Stated task:
Pick out the lines below that include the string "text".

Rows from a figure dataset:
______________________________

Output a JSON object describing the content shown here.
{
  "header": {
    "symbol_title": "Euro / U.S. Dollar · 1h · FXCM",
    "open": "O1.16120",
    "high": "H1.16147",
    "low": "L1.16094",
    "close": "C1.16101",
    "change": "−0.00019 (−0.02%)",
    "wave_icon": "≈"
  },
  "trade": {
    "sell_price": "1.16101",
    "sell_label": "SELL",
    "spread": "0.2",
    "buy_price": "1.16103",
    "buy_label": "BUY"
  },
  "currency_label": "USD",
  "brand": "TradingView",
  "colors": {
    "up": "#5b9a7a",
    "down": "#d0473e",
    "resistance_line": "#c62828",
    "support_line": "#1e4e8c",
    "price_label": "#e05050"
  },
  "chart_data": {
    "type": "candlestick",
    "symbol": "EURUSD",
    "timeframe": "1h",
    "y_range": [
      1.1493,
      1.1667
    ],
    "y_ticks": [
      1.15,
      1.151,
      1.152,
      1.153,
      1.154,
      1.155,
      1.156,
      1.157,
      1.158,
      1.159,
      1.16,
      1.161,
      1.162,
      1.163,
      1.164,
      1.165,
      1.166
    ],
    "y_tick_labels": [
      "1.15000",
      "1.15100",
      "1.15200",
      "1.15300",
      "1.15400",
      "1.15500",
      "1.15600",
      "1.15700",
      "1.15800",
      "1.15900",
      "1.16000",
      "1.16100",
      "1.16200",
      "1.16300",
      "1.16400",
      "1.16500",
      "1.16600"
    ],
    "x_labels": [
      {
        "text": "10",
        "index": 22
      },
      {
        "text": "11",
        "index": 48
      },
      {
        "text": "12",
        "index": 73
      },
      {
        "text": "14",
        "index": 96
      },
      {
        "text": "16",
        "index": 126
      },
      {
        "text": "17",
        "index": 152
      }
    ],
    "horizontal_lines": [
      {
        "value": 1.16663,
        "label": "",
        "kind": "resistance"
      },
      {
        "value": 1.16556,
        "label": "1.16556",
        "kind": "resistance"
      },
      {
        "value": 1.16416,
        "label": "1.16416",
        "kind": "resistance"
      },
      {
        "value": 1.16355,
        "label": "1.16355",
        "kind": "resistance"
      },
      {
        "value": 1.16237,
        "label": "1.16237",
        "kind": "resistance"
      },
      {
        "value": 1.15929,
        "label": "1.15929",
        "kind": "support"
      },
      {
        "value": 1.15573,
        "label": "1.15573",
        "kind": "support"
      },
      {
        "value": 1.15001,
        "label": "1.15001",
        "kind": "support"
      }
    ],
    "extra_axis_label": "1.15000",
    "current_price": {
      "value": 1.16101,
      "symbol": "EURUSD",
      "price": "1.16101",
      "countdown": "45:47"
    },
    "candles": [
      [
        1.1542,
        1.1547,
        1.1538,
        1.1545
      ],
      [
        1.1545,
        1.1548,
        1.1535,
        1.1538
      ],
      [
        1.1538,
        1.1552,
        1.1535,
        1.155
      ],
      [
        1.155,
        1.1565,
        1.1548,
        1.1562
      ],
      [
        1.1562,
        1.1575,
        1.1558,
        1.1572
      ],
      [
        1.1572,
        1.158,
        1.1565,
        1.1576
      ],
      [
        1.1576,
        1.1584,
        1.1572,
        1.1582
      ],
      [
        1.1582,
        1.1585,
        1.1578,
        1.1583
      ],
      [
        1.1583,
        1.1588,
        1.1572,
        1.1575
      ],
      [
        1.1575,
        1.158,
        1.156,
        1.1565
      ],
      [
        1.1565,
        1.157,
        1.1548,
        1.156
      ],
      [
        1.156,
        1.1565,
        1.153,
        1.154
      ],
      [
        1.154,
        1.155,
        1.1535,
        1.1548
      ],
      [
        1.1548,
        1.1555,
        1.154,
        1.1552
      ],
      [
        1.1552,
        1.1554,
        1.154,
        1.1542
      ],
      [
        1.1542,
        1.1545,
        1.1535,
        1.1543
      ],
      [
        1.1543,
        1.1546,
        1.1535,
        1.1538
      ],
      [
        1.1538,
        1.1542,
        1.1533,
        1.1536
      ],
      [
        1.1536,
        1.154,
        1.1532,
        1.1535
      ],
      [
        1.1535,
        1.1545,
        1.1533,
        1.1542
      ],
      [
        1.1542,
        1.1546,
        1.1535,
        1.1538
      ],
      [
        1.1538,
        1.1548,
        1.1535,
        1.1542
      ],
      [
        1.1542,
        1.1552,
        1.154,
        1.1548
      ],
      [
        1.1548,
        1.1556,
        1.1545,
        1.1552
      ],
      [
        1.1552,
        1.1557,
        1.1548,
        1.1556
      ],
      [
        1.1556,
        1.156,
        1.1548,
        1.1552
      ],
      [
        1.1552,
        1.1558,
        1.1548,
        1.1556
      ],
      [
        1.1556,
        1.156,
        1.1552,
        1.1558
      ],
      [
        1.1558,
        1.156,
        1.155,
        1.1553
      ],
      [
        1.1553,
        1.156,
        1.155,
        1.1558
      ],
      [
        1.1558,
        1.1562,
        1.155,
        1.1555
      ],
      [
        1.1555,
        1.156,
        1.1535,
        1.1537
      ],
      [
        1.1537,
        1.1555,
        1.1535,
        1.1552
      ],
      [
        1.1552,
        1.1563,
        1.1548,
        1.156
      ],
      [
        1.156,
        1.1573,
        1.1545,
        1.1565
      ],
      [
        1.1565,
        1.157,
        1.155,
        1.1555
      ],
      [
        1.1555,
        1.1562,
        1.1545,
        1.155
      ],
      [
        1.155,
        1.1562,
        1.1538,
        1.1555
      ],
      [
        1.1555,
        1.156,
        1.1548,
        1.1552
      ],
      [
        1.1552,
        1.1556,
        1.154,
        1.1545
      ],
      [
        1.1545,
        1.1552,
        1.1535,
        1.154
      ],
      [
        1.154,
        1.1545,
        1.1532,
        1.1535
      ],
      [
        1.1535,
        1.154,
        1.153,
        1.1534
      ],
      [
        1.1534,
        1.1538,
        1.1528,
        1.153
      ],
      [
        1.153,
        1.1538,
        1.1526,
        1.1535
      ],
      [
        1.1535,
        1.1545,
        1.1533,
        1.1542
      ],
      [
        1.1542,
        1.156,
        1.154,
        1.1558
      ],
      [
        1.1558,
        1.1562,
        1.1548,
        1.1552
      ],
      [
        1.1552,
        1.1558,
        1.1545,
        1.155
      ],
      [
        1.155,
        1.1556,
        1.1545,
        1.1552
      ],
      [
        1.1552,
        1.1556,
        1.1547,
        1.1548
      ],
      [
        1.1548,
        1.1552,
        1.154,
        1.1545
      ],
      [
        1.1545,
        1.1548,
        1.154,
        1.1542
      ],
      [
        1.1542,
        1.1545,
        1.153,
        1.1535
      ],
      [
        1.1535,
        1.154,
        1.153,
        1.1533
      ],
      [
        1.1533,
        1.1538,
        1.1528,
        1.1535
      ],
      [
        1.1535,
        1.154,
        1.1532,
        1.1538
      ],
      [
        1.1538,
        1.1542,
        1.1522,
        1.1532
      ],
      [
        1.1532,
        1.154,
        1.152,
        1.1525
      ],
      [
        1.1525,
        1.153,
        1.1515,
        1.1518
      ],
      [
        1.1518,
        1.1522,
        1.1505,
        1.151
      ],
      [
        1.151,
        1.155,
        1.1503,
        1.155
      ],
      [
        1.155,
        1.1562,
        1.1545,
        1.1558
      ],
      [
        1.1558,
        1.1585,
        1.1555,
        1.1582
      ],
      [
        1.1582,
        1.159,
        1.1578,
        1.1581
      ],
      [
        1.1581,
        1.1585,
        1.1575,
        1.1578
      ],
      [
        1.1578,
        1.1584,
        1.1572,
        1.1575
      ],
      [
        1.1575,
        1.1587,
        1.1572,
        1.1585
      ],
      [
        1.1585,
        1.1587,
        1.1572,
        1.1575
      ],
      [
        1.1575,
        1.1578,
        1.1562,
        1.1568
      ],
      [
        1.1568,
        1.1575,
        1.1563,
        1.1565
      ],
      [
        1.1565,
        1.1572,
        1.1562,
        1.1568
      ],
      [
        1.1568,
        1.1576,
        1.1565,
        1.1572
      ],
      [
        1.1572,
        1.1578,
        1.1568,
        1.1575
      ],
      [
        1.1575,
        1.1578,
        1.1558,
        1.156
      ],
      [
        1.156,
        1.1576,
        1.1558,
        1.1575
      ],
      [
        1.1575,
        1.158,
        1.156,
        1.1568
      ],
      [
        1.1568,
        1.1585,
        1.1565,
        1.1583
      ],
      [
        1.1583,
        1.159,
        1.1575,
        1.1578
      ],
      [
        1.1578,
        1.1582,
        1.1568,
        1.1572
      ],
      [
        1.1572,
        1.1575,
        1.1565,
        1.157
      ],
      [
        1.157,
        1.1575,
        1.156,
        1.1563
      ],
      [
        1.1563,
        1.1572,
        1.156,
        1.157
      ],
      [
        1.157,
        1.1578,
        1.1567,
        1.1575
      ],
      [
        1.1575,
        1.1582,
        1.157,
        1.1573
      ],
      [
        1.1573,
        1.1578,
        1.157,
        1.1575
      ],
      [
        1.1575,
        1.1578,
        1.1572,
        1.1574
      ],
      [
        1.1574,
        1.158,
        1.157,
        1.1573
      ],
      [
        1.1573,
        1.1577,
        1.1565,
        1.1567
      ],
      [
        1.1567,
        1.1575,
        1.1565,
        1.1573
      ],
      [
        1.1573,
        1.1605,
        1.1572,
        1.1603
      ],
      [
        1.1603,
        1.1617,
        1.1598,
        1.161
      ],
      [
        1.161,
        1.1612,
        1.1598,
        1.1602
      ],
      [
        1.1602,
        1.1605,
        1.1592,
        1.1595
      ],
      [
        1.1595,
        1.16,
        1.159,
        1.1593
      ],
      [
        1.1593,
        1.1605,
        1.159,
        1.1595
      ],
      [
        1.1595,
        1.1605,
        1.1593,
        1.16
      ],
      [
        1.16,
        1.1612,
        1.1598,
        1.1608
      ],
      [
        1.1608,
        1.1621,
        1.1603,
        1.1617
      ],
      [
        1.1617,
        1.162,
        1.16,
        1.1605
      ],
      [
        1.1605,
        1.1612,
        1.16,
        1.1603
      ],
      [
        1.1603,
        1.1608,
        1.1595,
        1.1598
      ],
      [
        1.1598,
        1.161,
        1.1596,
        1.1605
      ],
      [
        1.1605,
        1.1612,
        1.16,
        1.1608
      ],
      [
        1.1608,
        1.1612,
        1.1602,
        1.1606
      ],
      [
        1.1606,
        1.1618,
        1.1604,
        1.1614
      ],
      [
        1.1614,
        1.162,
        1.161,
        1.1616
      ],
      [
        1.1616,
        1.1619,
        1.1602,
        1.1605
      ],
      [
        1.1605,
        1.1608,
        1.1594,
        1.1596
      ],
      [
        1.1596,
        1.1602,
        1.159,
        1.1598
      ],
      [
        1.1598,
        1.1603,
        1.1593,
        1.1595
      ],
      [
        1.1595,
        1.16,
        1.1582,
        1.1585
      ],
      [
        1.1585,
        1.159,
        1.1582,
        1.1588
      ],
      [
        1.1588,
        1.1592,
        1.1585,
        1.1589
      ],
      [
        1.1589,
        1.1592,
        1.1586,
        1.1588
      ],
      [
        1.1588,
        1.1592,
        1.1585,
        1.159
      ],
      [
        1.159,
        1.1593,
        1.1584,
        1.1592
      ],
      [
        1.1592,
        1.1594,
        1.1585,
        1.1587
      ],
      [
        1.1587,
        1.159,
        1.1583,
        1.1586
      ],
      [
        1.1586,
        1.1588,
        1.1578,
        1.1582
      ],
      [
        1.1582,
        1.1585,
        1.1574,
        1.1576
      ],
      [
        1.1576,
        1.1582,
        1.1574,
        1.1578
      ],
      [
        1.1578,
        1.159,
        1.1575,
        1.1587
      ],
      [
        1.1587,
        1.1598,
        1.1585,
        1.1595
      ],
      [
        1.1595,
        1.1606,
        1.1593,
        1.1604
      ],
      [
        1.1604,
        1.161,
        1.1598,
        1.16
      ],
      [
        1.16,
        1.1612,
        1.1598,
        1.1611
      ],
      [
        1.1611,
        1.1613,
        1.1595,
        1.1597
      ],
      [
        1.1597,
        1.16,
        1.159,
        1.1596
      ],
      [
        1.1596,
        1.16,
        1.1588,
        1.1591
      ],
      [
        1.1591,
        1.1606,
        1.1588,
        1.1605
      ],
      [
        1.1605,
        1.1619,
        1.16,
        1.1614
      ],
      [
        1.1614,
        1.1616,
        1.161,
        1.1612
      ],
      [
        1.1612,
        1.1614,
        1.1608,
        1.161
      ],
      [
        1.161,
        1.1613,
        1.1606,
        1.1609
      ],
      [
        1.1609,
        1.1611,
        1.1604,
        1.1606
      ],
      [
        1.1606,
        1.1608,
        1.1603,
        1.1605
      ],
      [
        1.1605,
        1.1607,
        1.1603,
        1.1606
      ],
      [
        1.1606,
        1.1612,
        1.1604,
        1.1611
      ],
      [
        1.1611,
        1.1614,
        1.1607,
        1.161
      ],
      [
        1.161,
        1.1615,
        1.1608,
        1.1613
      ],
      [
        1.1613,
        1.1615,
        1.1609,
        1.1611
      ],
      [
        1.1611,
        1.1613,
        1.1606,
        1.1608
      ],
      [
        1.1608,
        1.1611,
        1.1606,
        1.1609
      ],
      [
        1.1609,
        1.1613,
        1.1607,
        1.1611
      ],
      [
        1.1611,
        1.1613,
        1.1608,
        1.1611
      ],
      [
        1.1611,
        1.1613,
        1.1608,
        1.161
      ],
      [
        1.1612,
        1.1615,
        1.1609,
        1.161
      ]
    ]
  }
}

______________________________

Solution to this task:
        "text": "10",
        "text": "11",
        "text": "12",
        "text": "14",
        "text": "16",
        "text": "17",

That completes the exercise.